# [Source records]
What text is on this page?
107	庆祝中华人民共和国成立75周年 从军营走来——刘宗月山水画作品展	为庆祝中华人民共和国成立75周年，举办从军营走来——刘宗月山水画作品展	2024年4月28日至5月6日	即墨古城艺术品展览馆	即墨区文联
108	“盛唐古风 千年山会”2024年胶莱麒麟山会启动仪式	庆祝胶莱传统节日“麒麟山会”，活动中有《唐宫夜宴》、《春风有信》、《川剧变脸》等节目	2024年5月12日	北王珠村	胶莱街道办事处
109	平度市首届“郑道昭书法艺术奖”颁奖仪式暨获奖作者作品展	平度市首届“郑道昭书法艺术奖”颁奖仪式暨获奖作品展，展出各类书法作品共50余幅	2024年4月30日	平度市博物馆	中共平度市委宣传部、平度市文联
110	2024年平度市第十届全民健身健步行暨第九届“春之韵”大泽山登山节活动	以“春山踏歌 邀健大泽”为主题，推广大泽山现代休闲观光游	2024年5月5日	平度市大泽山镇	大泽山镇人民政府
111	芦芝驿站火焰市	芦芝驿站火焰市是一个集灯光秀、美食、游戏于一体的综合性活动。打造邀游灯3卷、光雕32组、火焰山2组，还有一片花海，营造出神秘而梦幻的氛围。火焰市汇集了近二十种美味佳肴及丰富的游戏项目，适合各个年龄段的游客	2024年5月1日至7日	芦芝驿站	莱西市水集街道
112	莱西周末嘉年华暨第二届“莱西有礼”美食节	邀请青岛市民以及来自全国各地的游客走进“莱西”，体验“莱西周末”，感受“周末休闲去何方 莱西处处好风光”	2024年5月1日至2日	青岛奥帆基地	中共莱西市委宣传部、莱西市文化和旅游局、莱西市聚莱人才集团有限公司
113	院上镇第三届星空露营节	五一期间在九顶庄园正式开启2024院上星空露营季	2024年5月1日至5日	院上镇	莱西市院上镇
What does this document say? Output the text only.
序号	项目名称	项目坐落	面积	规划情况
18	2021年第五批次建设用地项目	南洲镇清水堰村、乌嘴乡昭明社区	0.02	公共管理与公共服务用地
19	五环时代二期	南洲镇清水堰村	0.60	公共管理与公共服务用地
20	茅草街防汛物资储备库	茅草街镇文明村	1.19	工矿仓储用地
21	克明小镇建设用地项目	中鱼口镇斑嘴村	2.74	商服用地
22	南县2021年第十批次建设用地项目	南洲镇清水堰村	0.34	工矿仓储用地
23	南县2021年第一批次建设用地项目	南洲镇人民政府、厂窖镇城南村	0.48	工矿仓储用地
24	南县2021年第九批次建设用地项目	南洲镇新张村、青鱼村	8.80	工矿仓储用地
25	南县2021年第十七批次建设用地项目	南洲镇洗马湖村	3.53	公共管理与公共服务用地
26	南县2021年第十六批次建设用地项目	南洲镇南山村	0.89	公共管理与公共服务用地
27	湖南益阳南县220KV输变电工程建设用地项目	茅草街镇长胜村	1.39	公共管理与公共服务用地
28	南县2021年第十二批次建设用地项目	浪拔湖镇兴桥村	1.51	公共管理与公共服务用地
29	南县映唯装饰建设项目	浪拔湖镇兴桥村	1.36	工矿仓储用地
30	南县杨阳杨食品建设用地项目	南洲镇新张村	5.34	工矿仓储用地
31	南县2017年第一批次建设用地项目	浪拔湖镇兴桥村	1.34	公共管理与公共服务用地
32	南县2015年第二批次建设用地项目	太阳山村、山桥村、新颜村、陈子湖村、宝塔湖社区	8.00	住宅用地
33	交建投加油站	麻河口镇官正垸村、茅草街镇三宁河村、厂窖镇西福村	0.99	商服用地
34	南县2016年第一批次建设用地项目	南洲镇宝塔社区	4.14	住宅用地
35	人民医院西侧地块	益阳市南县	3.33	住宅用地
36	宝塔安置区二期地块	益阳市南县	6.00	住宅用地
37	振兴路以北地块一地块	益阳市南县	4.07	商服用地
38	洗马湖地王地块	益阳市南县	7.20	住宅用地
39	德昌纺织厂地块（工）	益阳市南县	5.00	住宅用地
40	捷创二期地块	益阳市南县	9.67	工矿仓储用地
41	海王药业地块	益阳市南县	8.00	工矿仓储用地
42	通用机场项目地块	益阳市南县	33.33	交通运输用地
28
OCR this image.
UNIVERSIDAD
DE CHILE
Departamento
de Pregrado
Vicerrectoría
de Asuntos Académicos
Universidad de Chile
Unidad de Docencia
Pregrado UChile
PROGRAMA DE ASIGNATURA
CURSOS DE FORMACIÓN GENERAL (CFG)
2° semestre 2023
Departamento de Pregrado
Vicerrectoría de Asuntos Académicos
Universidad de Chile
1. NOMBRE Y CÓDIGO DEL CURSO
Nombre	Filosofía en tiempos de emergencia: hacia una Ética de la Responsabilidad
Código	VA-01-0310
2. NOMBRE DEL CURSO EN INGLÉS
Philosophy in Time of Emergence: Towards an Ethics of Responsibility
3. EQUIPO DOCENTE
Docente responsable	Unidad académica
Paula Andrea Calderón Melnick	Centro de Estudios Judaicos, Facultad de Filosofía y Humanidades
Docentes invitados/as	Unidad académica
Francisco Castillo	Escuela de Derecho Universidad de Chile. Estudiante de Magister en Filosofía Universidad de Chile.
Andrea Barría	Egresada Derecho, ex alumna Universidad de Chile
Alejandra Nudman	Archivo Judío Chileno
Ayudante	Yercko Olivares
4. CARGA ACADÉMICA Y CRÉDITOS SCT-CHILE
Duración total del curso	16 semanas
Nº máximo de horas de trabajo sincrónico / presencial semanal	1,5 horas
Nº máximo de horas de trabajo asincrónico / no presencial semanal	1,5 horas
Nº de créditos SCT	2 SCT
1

# [WHAT IS NEEDED]
Look through the listing above. Pick out each line with "trabajo" and copy it.

# [WRITTEN REPLY]
Nº máximo de horas de trabajo sincrónico / presencial semanal	1,5 horas
Nº máximo de horas de trabajo asincrónico / no presencial semanal	1,5 horas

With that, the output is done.